## Start
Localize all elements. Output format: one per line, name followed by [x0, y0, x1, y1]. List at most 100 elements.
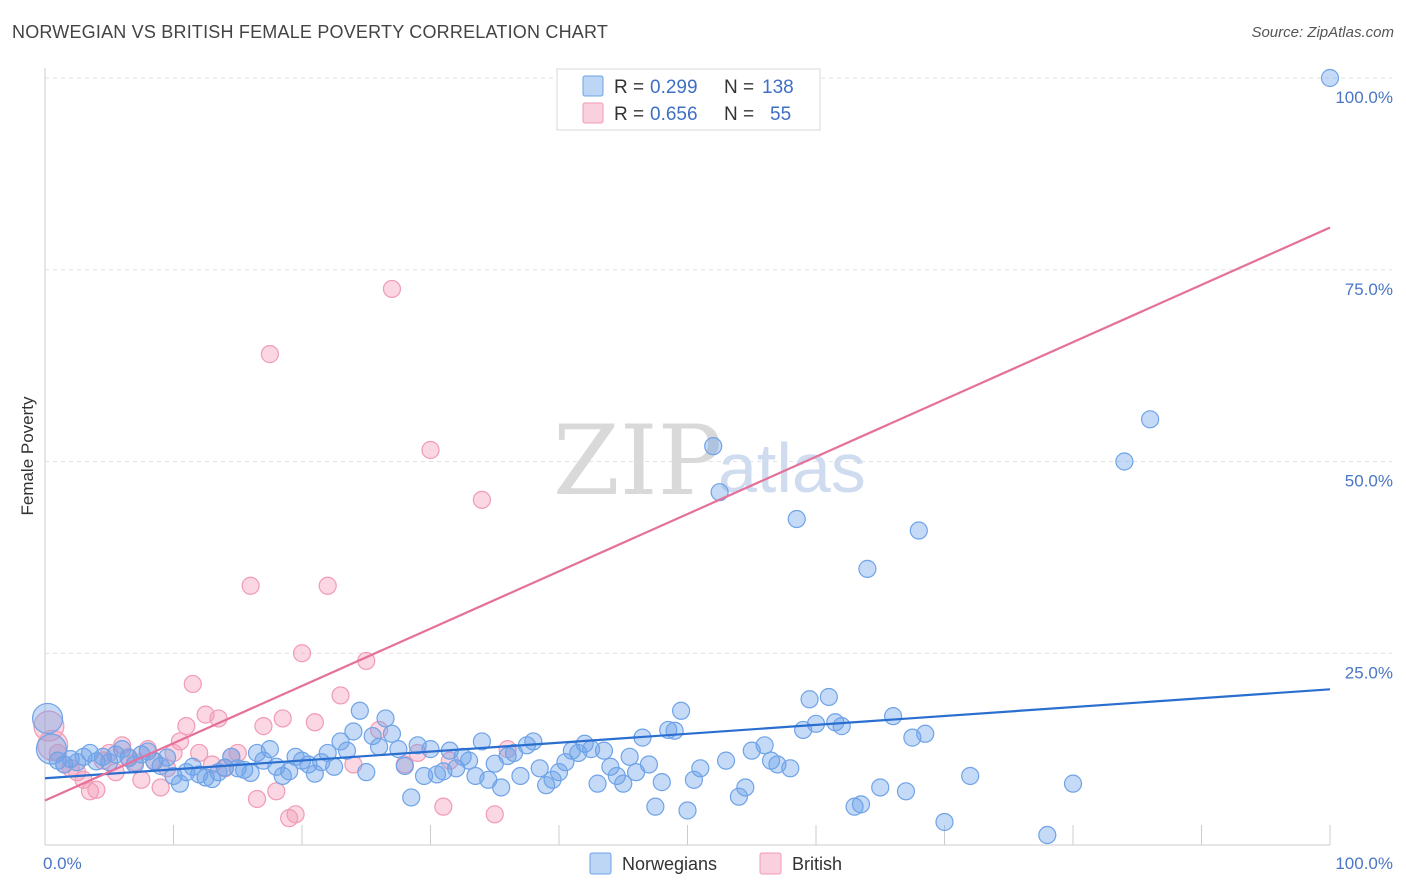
- norwegians-point-102: [691, 759, 710, 778]
- british-point-40: [305, 713, 324, 732]
- series-norwegians-points: [31, 68, 1340, 845]
- british-point-36: [273, 709, 292, 728]
- legend-swatch-british: [582, 102, 604, 124]
- british-point-23: [183, 674, 202, 694]
- norwegians-point-96: [652, 773, 671, 792]
- legend-n-value-norwegians: 138: [762, 77, 794, 98]
- british-point-53: [485, 805, 504, 824]
- norwegians-point-123: [871, 778, 890, 797]
- legend-box: R = 0.299 N = 138 R = 0.656 N = 55: [556, 68, 821, 131]
- y-tick-label-0: 25.0%: [1345, 663, 1393, 682]
- norwegians-point-106: [729, 787, 749, 806]
- norwegians-point-47: [337, 741, 357, 760]
- norwegians-point-37: [273, 766, 292, 786]
- norwegians-point-109: [755, 736, 774, 755]
- norwegians-point-112: [781, 759, 800, 778]
- british-point-18: [151, 778, 170, 797]
- norwegians-point-77: [530, 759, 549, 778]
- british-point-7: [80, 782, 100, 801]
- norwegians-point-0: [31, 702, 64, 735]
- chart-source: Source: ZipAtlas.com: [1251, 24, 1394, 41]
- trend-line-british: [44, 226, 1331, 802]
- legend-n-label-british: N =: [724, 104, 754, 125]
- norwegians-point-48: [344, 722, 363, 741]
- british-point-41: [318, 576, 337, 595]
- british-point-38: [286, 805, 305, 824]
- norwegians-point-98: [665, 721, 684, 740]
- british-point-32: [247, 789, 267, 809]
- legend-r-value-british: 0.656: [650, 104, 698, 125]
- norwegians-point-95: [646, 797, 665, 816]
- british-point-49: [421, 440, 440, 460]
- norwegians-point-80: [549, 763, 569, 782]
- legend-r-label-british: R =: [614, 104, 644, 125]
- trend-lines: [44, 226, 1331, 802]
- norwegians-point-124: [883, 707, 903, 726]
- norwegians-point-113: [787, 509, 806, 529]
- legend-r-label-norwegians: R =: [614, 77, 644, 98]
- bottom-legend-label-british: British: [792, 854, 842, 874]
- grid-lines: [45, 77, 1392, 654]
- british-point-34: [260, 345, 279, 364]
- bottom-legend-label-norwegians: Norwegians: [622, 854, 717, 874]
- norwegians-point-32: [241, 763, 260, 783]
- norwegians-point-50: [357, 763, 376, 782]
- norwegians-point-134: [1140, 410, 1160, 429]
- norwegians-point-68: [472, 732, 491, 751]
- watermark-zip: ZIP: [553, 405, 722, 517]
- norwegians-point-87: [594, 741, 614, 760]
- norwegians-point-66: [459, 751, 479, 770]
- norwegians-point-21: [170, 774, 190, 793]
- british-point-31: [241, 576, 260, 595]
- british-point-0: [33, 710, 65, 742]
- norwegians-point-122: [858, 559, 877, 578]
- british-point-27: [209, 709, 228, 728]
- norwegians-point-76: [524, 732, 543, 751]
- norwegians-point-12: [112, 740, 132, 759]
- british-point-33: [254, 717, 273, 736]
- norwegians-point-81: [556, 753, 575, 772]
- norwegians-point-88: [601, 757, 620, 776]
- norwegians-point-49: [350, 701, 369, 720]
- norwegians-point-107: [736, 778, 755, 797]
- norwegians-point-99: [671, 701, 691, 720]
- norwegians-point-28: [215, 758, 234, 777]
- norwegians-point-94: [639, 755, 659, 774]
- bottom-legend-swatch-british: [759, 852, 782, 875]
- norwegians-point-35: [260, 740, 279, 759]
- norwegians-point-60: [421, 740, 440, 759]
- norwegians-point-26: [202, 769, 222, 789]
- british-point-42: [331, 686, 350, 705]
- norwegians-point-117: [819, 687, 838, 707]
- x-tick-label-1: 100.0%: [1335, 854, 1393, 873]
- norwegians-point-127: [909, 521, 928, 540]
- norwegians-point-45: [325, 757, 344, 776]
- legend-n-value-british: 55: [770, 104, 791, 125]
- norwegians-point-8: [87, 752, 106, 771]
- norwegians-point-129: [935, 812, 954, 832]
- british-point-52: [472, 490, 491, 509]
- norwegians-point-51: [363, 726, 382, 746]
- british-point-50: [434, 797, 453, 816]
- british-point-8: [87, 780, 106, 799]
- norwegians-point-53: [376, 709, 395, 728]
- norwegians-point-135: [1320, 68, 1340, 88]
- norwegians-point-121: [851, 795, 871, 814]
- series-british-points: [33, 279, 517, 828]
- norwegians-point-52: [370, 737, 389, 756]
- norwegians-point-119: [832, 717, 851, 736]
- bottom-legend: Norwegians British: [589, 852, 842, 875]
- norwegians-point-90: [614, 774, 633, 793]
- norwegians-point-131: [1038, 825, 1057, 845]
- british-point-22: [177, 717, 196, 736]
- norwegians-point-132: [1063, 774, 1083, 793]
- norwegians-point-101: [684, 770, 704, 789]
- norwegians-point-56: [395, 756, 414, 776]
- norwegians-point-105: [716, 751, 736, 770]
- british-point-20: [164, 743, 183, 763]
- norwegians-point-1: [35, 733, 68, 765]
- trend-line-norwegians: [44, 688, 1331, 780]
- norwegians-point-71: [492, 778, 511, 797]
- legend-swatch-norwegians: [582, 75, 604, 97]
## End
• WHAT TO WORK ON:
Please retype every row above without changing a character, and leave the pictures out.

• RESPONSE FOR THIS EXERCISE:
Localize all elements. Output format: one per line, name followed by [x0, y0, x1, y1]. List at most 100 elements.
- norwegians-point-102: [691, 759, 710, 778]
- british-point-40: [305, 713, 324, 732]
- series-norwegians-points: [31, 68, 1340, 845]
- british-point-36: [273, 709, 292, 728]
- legend-swatch-british: [582, 102, 604, 124]
- british-point-23: [183, 674, 202, 694]
- norwegians-point-96: [652, 773, 671, 792]
- legend-n-value-norwegians: 138: [762, 77, 794, 98]
- british-point-53: [485, 805, 504, 824]
- norwegians-point-123: [871, 778, 890, 797]
- legend-box: R = 0.299 N = 138 R = 0.656 N = 55: [556, 68, 821, 131]
- y-tick-label-0: 25.0%: [1345, 663, 1393, 682]
- norwegians-point-106: [729, 787, 749, 806]
- norwegians-point-47: [337, 741, 357, 760]
- norwegians-point-37: [273, 766, 292, 786]
- norwegians-point-109: [755, 736, 774, 755]
- norwegians-point-112: [781, 759, 800, 778]
- british-point-18: [151, 778, 170, 797]
- norwegians-point-77: [530, 759, 549, 778]
- british-point-7: [80, 782, 100, 801]
- norwegians-point-0: [31, 702, 64, 735]
- chart-source: Source: ZipAtlas.com: [1251, 24, 1394, 41]
- trend-line-british: [44, 226, 1331, 802]
- legend-n-label-british: N =: [724, 104, 754, 125]
- norwegians-point-48: [344, 722, 363, 741]
- british-point-41: [318, 576, 337, 595]
- british-point-38: [286, 805, 305, 824]
- norwegians-point-98: [665, 721, 684, 740]
- british-point-32: [247, 789, 267, 809]
- legend-r-value-british: 0.656: [650, 104, 698, 125]
- norwegians-point-95: [646, 797, 665, 816]
- british-point-49: [421, 440, 440, 460]
- norwegians-point-80: [549, 763, 569, 782]
- legend-r-label-british: R =: [614, 104, 644, 125]
- trend-lines: [44, 226, 1331, 802]
- norwegians-point-124: [883, 707, 903, 726]
- norwegians-point-113: [787, 509, 806, 529]
- legend-r-label-norwegians: R =: [614, 77, 644, 98]
- bottom-legend-label-british: British: [792, 854, 842, 874]
- grid-lines: [45, 77, 1392, 654]
- british-point-34: [260, 345, 279, 364]
- bottom-legend-label-norwegians: Norwegians: [622, 854, 717, 874]
- norwegians-point-32: [241, 763, 260, 783]
- norwegians-point-50: [357, 763, 376, 782]
- norwegians-point-134: [1140, 410, 1160, 429]
- norwegians-point-68: [472, 732, 491, 751]
- watermark-zip: ZIP: [553, 405, 722, 517]
- norwegians-point-87: [594, 741, 614, 760]
- norwegians-point-66: [459, 751, 479, 770]
- norwegians-point-21: [170, 774, 190, 793]
- british-point-31: [241, 576, 260, 595]
- british-point-0: [33, 710, 65, 742]
- norwegians-point-122: [858, 559, 877, 578]
- british-point-27: [209, 709, 228, 728]
- norwegians-point-76: [524, 732, 543, 751]
- norwegians-point-12: [112, 740, 132, 759]
- british-point-33: [254, 717, 273, 736]
- norwegians-point-81: [556, 753, 575, 772]
- norwegians-point-88: [601, 757, 620, 776]
- norwegians-point-49: [350, 701, 369, 720]
- norwegians-point-107: [736, 778, 755, 797]
- norwegians-point-99: [671, 701, 691, 720]
- norwegians-point-28: [215, 758, 234, 777]
- norwegians-point-94: [639, 755, 659, 774]
- bottom-legend-swatch-british: [759, 852, 782, 875]
- norwegians-point-35: [260, 740, 279, 759]
- norwegians-point-60: [421, 740, 440, 759]
- norwegians-point-26: [202, 769, 222, 789]
- british-point-42: [331, 686, 350, 705]
- norwegians-point-117: [819, 687, 838, 707]
- x-tick-label-1: 100.0%: [1335, 854, 1393, 873]
- norwegians-point-127: [909, 521, 928, 540]
- norwegians-point-45: [325, 757, 344, 776]
- legend-n-value-british: 55: [770, 104, 791, 125]
- norwegians-point-8: [87, 752, 106, 771]
- norwegians-point-129: [935, 812, 954, 832]
- british-point-52: [472, 490, 491, 509]
- norwegians-point-51: [363, 726, 382, 746]
- british-point-50: [434, 797, 453, 816]
- british-point-8: [87, 780, 106, 799]
- norwegians-point-53: [376, 709, 395, 728]
- norwegians-point-135: [1320, 68, 1340, 88]
- norwegians-point-121: [851, 795, 871, 814]
- series-british-points: [33, 279, 517, 828]
- norwegians-point-52: [370, 737, 389, 756]
- norwegians-point-119: [832, 717, 851, 736]
- bottom-legend: Norwegians British: [589, 852, 842, 875]
- norwegians-point-90: [614, 774, 633, 793]
- norwegians-point-131: [1038, 825, 1057, 845]
- british-point-22: [177, 717, 196, 736]
- norwegians-point-132: [1063, 774, 1083, 793]
- norwegians-point-101: [684, 770, 704, 789]
- norwegians-point-56: [395, 756, 414, 776]
- norwegians-point-105: [716, 751, 736, 770]
- british-point-20: [164, 743, 183, 763]
- norwegians-point-1: [35, 733, 68, 765]
- trend-line-norwegians: [44, 688, 1331, 780]
- norwegians-point-71: [492, 778, 511, 797]
- legend-swatch-norwegians: [582, 75, 604, 97]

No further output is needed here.